Copy every line of the material below word for word.

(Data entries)

>>>

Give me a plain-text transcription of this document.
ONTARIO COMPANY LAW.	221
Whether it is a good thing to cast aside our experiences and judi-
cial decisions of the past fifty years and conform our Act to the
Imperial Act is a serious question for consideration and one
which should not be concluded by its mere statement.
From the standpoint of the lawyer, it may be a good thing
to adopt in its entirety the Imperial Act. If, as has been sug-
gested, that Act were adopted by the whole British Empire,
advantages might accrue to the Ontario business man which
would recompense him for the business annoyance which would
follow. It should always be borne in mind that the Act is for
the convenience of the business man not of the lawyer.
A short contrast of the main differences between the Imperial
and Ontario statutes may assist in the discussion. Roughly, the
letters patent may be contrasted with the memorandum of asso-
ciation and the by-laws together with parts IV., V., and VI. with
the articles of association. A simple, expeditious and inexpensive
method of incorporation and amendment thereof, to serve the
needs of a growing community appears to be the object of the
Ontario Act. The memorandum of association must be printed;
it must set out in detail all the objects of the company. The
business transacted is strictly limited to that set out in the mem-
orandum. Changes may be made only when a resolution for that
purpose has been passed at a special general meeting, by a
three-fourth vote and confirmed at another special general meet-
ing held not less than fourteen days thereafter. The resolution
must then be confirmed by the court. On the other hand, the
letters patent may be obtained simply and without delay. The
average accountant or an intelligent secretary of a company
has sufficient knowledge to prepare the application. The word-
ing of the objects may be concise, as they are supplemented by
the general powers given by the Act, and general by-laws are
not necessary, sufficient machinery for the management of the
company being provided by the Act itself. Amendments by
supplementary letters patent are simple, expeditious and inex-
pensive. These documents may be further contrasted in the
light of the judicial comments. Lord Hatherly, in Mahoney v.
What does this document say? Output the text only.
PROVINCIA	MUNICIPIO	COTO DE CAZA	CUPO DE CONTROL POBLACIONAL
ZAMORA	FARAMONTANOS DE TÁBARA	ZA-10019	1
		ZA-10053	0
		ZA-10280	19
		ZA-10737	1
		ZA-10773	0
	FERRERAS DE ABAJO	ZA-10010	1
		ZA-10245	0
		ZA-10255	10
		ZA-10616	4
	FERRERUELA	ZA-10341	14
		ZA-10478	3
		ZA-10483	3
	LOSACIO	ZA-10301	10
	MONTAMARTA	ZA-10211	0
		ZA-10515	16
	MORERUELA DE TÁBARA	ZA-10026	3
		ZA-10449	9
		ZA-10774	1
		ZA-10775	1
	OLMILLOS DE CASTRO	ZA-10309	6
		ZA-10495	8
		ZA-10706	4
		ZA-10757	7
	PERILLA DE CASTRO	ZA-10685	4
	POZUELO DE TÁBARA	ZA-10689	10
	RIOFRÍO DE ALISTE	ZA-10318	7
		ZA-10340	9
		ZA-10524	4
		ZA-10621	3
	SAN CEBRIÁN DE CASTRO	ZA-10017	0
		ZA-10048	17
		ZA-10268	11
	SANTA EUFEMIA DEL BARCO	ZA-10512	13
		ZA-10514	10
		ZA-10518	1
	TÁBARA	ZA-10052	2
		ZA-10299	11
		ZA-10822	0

<<<

THE REPLY:
Give me a plain-text transcription of this document.
ONTARIO COMPANY LAW.	221
Whether it is a good thing to cast aside our experiences and judi-
cial decisions of the past fifty years and conform our Act to the
Imperial Act is a serious question for consideration and one
which should not be concluded by its mere statement.
From the standpoint of the lawyer, it may be a good thing
to adopt in its entirety the Imperial Act. If, as has been sug-
gested, that Act were adopted by the whole British Empire,
advantages might accrue to the Ontario business man which
would recompense him for the business annoyance which would
follow. It should always be borne in mind that the Act is for
the convenience of the business man not of the lawyer.
A short contrast of the main differences between the Imperial
and Ontario statutes may assist in the discussion. Roughly, the
letters patent may be contrasted with the memorandum of asso-
ciation and the by-laws together with parts IV., V., and VI. with
the articles of association. A simple, expeditious and inexpensive
method of incorporation and amendment thereof, to serve the
needs of a growing community appears to be the object of the
Ontario Act. The memorandum of association must be printed;
it must set out in detail all the objects of the company. The
business transacted is strictly limited to that set out in the mem-
orandum. Changes may be made only when a resolution for that
purpose has been passed at a special general meeting, by a
three-fourth vote and confirmed at another special general meet-
ing held not less than fourteen days thereafter. The resolution
must then be confirmed by the court. On the other hand, the
letters patent may be obtained simply and without delay. The
average accountant or an intelligent secretary of a company
has sufficient knowledge to prepare the application. The word-
ing of the objects may be concise, as they are supplemented by
the general powers given by the Act, and general by-laws are
not necessary, sufficient machinery for the management of the
company being provided by the Act itself. Amendments by
supplementary letters patent are simple, expeditious and inex-
pensive. These documents may be further contrasted in the
light of the judicial comments. Lord Hatherly, in Mahoney v.
What does this document say? Output the text only.
PROVINCIA	MUNICIPIO	COTO DE CAZA	CUPO DE CONTROL POBLACIONAL
ZAMORA	FARAMONTANOS DE TÁBARA	ZA-10019	1
		ZA-10053	0
		ZA-10280	19
		ZA-10737	1
		ZA-10773	0
	FERRERAS DE ABAJO	ZA-10010	1
		ZA-10245	0
		ZA-10255	10
		ZA-10616	4
	FERRERUELA	ZA-10341	14
		ZA-10478	3
		ZA-10483	3
	LOSACIO	ZA-10301	10
	MONTAMARTA	ZA-10211	0
		ZA-10515	16
	MORERUELA DE TÁBARA	ZA-10026	3
		ZA-10449	9
		ZA-10774	1
		ZA-10775	1
	OLMILLOS DE CASTRO	ZA-10309	6
		ZA-10495	8
		ZA-10706	4
		ZA-10757	7
	PERILLA DE CASTRO	ZA-10685	4
	POZUELO DE TÁBARA	ZA-10689	10
	RIOFRÍO DE ALISTE	ZA-10318	7
		ZA-10340	9
		ZA-10524	4
		ZA-10621	3
	SAN CEBRIÁN DE CASTRO	ZA-10017	0
		ZA-10048	17
		ZA-10268	11
	SANTA EUFEMIA DEL BARCO	ZA-10512	13
		ZA-10514	10
		ZA-10518	1
	TÁBARA	ZA-10052	2
		ZA-10299	11
		ZA-10822	0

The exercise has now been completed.